*AIM*
Reproduce all the entries exactly.

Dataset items
___

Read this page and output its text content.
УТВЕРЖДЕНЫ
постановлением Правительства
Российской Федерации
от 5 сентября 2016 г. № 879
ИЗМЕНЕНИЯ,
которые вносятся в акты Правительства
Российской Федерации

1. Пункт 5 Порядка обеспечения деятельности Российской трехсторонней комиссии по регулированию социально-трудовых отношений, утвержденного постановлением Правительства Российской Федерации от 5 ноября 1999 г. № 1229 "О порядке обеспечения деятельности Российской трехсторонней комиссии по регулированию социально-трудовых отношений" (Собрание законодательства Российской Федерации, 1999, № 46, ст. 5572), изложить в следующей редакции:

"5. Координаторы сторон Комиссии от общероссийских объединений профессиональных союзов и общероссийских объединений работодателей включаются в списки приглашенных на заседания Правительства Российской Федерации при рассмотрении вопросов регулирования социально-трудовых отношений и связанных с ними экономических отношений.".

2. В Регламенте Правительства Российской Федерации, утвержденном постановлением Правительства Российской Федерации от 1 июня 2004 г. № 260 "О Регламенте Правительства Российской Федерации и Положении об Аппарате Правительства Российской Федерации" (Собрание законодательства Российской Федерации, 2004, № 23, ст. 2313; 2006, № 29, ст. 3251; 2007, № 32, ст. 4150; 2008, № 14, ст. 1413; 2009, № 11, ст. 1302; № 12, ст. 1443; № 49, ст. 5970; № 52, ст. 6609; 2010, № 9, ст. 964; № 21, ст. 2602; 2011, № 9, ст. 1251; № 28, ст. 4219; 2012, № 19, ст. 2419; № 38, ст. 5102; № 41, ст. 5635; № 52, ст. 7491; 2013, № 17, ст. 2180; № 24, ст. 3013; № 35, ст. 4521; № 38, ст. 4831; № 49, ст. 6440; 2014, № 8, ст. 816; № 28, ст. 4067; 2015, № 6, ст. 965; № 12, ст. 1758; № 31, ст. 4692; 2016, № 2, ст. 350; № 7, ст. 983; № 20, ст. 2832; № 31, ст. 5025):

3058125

___

*SOLUTION FOR THIS EXERCISE*
Read this page and output its text content.
УТВЕРЖДЕНЫ
постановлением Правительства
Российской Федерации
от 5 сентября 2016 г. № 879
ИЗМЕНЕНИЯ,
которые вносятся в акты Правительства
Российской Федерации

1. Пункт 5 Порядка обеспечения деятельности Российской трехсторонней комиссии по регулированию социально-трудовых отношений, утвержденного постановлением Правительства Российской Федерации от 5 ноября 1999 г. № 1229 "О порядке обеспечения деятельности Российской трехсторонней комиссии по регулированию социально-трудовых отношений" (Собрание законодательства Российской Федерации, 1999, № 46, ст. 5572), изложить в следующей редакции:

"5. Координаторы сторон Комиссии от общероссийских объединений профессиональных союзов и общероссийских объединений работодателей включаются в списки приглашенных на заседания Правительства Российской Федерации при рассмотрении вопросов регулирования социально-трудовых отношений и связанных с ними экономических отношений.".

2. В Регламенте Правительства Российской Федерации, утвержденном постановлением Правительства Российской Федерации от 1 июня 2004 г. № 260 "О Регламенте Правительства Российской Федерации и Положении об Аппарате Правительства Российской Федерации" (Собрание законодательства Российской Федерации, 2004, № 23, ст. 2313; 2006, № 29, ст. 3251; 2007, № 32, ст. 4150; 2008, № 14, ст. 1413; 2009, № 11, ст. 1302; № 12, ст. 1443; № 49, ст. 5970; № 52, ст. 6609; 2010, № 9, ст. 964; № 21, ст. 2602; 2011, № 9, ст. 1251; № 28, ст. 4219; 2012, № 19, ст. 2419; № 38, ст. 5102; № 41, ст. 5635; № 52, ст. 7491; 2013, № 17, ст. 2180; № 24, ст. 3013; № 35, ст. 4521; № 38, ст. 4831; № 49, ст. 6440; 2014, № 8, ст. 816; № 28, ст. 4067; 2015, № 6, ст. 965; № 12, ст. 1758; № 31, ст. 4692; 2016, № 2, ст. 350; № 7, ст. 983; № 20, ст. 2832; № 31, ст. 5025):

3058125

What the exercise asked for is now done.